___ READING PASSAGE

Given an input message consisting of k m-bit symbols, the encoder outputs n=k+2t symbols of the codeword, where n≤2m-1. Reed-Solomon code can recover up to t errors in the codeword - that is, if less then t symbols of the codeword are changed (including both message and control symbols), then the original message can still be recovered.
Reed-Solomon (RS) codes work like this: let the codeword be represented as a polygon in Galois Field of size 2m:
See here how one can construct a finite field of size 2m. The first k coefficients are the same as the input message symbols, and next 2t coefficients are chosen so that c(x) has roots α, α2, ..., α2t, where α is primitive element in GF(2m).
Let r(x) be the received (potentially distorted) message. If r(x) is unchainged, all r(αi) should be zeros. Otherwise, r(x) = c(x) + e(x), where e(x) is the error polygon, and r(αi) = e(αi) (because c(x) = 0 in its root x = αi). The values Si=r(αi) are also called syndromes, and are the values of the error polygon e(x) in the roots α, α2, ..., α2t.
The decoding problem is then to find the coefficients of the polygon e(x) given syndromes Si. The problem can be solved by Euclid's algorithm for finding greatest common polygon divider. The algorithm involves dividing polygons is a loop, and its hardware implementation is tricky. This patent describes the circuit for decoding an RS code.
6. Rapid thumbnail image reconstruction of dct compressed image data
The idea behind this patent is pretty straightforward: use DC coefficients of the JPEG's DCT as the thumbnail pixel values, resulting in shrinkage of the image by the factor of 8 (recall that a DC coefficient is an average of a 8x8 pixel block). Funny that this is exactly what the open-source JPEG library does when you ask to scale an image down by the factor of 8. We were using this principle all these years without knowing it was patentized. In fact, the library goes even beyond that: it can rescale the image during inverse DCT by the ratios of 8-to-N, where N is an integer from 1 to 16. And I doubt the library creators were aware of the patent.
7. System for producing a personal ID card
This patent protects an idea of a pocket-sized card that includes both human-recognizable an machine-readable information, and usually includes the person's name and photo. While this may seem obvious today, it was not that obvious twenty years ago. Weird that Id Technologies LLC, the company now owning the patent, does not seem to be producing such cards currently. It specializes mainly on label printing.
8. Branch target and next instruction address calculation in a pipeline processor
and
9. Normalization method for floating point numbers
Both patents protect the important building blocks every modern processor consists of. Branch prediction has huge effect on performance, while floating point normalization is a part of every FPU. Now that these blocks are not licensed any more, we can expect some liberation of CPU market in the near future.
10. Method and apparatus for compressing system read only memory in a computing system
BIOS and the setup program in your PC are stored in ROM in a compressed form, so that more code can be fit into a small chip on your motherboard. This patent protects the idea of compressed ROM. The ROM itself contains two parts: the compressed data and uncompressed decompression algorithm. When computer starts, the decompression algorithm executes and decompresses the ROM data into the conventional memory, and then executes the decompressed code.
11. Distributed fingerprints for information integrity verification
A document fingerprint algorithm is proposed that can verify a document using a fingerprint decomposed into several peaces which are distributed among several locations. An adversary can change only a few of those peaces. The majority of the peaces is required to verify the document. The algorithm is based on a error-correcting code.
12. Write anywhere file-system layout
Owned by NetApp Inc, this patent discovers a filesystem featuring fast fileset snapshots and transactions.

______

> _TO DO_:
• A. According to the patents text, what does the ROM hold alongside the compressed data?
• B. From the patents text, extract the passage starting with "The decoding problem" and going on through "an RS code.".
Work from the patents text alone.

___ SOURCE INFORMATION

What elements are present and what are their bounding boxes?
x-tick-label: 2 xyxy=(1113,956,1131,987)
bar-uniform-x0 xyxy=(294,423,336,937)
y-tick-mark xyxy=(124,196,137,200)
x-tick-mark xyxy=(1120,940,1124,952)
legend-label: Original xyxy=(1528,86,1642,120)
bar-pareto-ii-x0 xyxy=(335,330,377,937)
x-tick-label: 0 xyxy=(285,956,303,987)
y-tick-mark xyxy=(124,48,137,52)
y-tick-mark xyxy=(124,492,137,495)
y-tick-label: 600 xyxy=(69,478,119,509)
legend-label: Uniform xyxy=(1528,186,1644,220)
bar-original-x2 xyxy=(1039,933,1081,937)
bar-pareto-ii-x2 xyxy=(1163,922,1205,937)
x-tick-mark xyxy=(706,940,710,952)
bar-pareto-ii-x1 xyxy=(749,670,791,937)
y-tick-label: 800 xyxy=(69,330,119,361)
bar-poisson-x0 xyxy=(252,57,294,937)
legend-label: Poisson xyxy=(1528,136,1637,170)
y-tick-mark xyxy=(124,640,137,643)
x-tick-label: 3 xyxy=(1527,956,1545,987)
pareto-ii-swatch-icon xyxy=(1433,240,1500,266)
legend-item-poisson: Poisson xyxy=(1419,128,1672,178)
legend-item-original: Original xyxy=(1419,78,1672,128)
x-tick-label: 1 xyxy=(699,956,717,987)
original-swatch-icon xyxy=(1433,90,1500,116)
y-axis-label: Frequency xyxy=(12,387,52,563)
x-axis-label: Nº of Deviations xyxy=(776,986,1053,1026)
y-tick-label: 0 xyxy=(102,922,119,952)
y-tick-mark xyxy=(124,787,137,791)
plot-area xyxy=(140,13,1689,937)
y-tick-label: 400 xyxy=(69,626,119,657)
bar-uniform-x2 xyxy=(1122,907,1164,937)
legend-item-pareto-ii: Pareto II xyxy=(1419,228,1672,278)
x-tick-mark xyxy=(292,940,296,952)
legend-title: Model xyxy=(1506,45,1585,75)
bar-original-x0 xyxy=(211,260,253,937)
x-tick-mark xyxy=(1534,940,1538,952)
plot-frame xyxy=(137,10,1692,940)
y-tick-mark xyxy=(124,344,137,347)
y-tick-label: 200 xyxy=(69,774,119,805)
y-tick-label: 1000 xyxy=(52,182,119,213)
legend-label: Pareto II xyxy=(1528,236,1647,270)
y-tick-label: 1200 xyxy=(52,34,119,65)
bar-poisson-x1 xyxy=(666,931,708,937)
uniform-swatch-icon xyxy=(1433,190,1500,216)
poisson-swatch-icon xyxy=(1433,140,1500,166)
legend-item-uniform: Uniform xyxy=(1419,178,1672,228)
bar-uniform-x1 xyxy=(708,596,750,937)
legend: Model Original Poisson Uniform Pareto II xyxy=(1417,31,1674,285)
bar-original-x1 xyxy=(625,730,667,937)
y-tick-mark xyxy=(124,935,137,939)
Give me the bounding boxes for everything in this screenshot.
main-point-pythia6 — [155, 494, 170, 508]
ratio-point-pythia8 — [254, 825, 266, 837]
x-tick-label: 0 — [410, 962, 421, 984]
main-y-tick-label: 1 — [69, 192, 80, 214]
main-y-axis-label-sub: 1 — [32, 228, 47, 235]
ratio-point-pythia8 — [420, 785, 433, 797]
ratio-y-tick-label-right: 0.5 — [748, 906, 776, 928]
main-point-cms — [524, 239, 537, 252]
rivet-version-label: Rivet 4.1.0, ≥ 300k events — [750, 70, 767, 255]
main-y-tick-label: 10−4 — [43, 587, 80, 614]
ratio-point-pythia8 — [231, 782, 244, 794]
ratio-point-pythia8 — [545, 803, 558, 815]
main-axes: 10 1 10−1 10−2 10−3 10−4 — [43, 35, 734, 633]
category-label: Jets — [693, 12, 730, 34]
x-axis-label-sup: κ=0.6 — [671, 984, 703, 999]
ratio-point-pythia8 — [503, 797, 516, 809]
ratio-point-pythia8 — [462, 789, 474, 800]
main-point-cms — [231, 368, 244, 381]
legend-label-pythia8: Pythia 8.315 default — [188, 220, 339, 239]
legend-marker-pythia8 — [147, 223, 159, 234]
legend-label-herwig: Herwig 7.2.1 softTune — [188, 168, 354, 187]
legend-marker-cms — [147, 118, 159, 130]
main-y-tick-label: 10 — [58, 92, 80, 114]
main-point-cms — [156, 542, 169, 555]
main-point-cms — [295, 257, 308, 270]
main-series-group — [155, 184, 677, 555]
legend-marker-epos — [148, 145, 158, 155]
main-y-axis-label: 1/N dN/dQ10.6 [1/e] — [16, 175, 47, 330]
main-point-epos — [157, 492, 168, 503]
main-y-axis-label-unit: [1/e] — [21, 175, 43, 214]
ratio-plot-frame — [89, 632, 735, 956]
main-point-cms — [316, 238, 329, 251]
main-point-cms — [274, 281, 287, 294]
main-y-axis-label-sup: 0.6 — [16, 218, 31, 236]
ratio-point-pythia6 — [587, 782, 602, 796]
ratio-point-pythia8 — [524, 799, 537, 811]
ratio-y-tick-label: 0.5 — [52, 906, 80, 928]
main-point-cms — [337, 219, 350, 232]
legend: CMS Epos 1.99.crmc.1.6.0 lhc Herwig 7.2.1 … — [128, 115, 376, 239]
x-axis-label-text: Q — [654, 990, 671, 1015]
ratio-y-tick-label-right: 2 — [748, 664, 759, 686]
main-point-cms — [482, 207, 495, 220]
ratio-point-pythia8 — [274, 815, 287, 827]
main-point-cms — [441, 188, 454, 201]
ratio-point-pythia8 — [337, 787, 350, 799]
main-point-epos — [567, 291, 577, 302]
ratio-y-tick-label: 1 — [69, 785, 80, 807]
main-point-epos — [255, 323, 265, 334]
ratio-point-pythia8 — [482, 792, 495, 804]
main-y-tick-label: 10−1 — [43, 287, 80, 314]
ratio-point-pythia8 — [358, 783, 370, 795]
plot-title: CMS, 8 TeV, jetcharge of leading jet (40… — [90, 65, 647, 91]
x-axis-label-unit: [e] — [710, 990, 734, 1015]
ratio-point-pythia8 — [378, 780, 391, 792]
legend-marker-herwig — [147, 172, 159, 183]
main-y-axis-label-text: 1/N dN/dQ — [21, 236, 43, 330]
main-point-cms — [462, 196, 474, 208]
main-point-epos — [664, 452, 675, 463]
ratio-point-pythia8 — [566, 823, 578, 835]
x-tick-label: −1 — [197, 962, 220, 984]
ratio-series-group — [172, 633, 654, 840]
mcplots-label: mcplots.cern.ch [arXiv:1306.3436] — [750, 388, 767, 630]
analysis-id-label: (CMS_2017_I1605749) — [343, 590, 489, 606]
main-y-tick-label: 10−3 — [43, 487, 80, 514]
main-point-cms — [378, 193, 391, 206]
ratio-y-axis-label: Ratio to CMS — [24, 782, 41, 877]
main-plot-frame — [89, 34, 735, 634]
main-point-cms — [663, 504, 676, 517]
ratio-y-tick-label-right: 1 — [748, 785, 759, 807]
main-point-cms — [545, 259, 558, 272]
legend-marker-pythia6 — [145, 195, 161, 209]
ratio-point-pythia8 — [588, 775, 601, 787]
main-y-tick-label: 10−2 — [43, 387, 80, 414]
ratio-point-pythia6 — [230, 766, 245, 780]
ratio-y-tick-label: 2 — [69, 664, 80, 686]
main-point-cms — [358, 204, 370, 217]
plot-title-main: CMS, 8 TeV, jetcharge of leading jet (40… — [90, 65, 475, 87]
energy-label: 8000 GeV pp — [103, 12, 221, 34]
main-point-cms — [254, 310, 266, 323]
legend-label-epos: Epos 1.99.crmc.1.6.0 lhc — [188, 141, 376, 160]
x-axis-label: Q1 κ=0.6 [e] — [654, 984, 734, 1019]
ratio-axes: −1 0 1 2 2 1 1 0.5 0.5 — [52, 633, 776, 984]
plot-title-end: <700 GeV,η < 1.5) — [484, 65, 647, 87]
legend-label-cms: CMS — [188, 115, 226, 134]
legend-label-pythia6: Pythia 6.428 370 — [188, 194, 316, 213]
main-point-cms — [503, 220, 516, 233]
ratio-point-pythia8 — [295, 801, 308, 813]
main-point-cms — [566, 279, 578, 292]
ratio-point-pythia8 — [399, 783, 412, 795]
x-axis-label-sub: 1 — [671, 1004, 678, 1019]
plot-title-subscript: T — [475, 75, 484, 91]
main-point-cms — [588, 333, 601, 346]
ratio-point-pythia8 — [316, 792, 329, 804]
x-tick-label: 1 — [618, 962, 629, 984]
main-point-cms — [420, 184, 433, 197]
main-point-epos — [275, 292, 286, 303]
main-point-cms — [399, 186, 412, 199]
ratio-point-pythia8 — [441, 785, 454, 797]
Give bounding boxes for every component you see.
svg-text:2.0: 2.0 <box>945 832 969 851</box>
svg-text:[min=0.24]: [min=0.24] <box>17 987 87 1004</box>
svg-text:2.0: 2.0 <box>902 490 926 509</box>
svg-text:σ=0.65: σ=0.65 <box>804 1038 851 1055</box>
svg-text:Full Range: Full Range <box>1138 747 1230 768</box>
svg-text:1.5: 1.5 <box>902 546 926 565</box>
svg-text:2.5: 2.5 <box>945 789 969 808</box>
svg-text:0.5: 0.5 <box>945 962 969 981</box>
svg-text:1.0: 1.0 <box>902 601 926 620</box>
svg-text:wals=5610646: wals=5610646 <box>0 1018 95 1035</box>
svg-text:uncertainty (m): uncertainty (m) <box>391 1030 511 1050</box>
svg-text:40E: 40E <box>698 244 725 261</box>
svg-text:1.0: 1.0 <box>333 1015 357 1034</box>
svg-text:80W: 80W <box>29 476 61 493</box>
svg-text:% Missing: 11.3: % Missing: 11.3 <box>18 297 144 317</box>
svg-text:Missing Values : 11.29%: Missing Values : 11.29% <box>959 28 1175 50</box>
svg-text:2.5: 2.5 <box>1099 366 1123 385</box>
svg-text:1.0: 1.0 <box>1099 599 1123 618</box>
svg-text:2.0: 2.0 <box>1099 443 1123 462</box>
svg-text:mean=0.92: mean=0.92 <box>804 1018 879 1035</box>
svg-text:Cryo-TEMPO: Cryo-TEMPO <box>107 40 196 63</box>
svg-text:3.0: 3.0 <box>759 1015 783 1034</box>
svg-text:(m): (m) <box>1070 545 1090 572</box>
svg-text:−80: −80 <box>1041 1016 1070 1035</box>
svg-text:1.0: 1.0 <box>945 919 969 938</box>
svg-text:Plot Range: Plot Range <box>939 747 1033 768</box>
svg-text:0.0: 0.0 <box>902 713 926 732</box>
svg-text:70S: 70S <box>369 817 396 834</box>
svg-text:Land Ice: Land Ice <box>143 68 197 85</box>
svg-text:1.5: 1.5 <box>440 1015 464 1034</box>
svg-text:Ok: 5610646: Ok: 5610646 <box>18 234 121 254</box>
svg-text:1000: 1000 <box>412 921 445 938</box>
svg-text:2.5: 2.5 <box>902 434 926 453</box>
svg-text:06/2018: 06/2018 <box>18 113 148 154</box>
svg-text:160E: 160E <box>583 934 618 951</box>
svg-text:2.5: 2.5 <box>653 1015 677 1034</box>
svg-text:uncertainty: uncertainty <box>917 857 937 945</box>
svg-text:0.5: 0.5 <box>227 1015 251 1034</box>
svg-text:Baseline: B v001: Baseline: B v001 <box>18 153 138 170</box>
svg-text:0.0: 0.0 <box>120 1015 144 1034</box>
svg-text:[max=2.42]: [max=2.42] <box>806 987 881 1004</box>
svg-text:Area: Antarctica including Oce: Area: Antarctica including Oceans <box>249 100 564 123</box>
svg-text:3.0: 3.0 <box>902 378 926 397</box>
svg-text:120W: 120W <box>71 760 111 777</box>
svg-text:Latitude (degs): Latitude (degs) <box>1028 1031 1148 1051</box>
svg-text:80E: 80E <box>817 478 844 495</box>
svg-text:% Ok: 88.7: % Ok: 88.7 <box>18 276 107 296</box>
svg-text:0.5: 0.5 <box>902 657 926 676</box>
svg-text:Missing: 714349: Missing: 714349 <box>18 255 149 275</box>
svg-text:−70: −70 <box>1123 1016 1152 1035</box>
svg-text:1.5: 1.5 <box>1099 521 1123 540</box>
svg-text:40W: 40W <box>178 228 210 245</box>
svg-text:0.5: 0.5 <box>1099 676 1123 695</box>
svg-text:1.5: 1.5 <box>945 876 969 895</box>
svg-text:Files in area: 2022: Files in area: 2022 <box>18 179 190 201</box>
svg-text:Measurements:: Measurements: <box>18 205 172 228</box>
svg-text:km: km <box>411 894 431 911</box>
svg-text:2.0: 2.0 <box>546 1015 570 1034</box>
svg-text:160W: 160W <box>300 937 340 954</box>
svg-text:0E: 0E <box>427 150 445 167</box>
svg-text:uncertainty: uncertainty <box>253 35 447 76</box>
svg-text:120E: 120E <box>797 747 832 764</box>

______

> _ANSWERS TO THE EXERCISE_:
• A. An uncompressed decompression algorithm.

• B.
The decoding problem is then to find the coefficients of the polygon e(x) given syndromes Si. The problem can be solved by Euclid's algorithm for finding greatest common polygon divider. The algorithm involves dividing polygons is a loop, and its hardware implementation is tricky. This patent describes the circuit for decoding an RS code.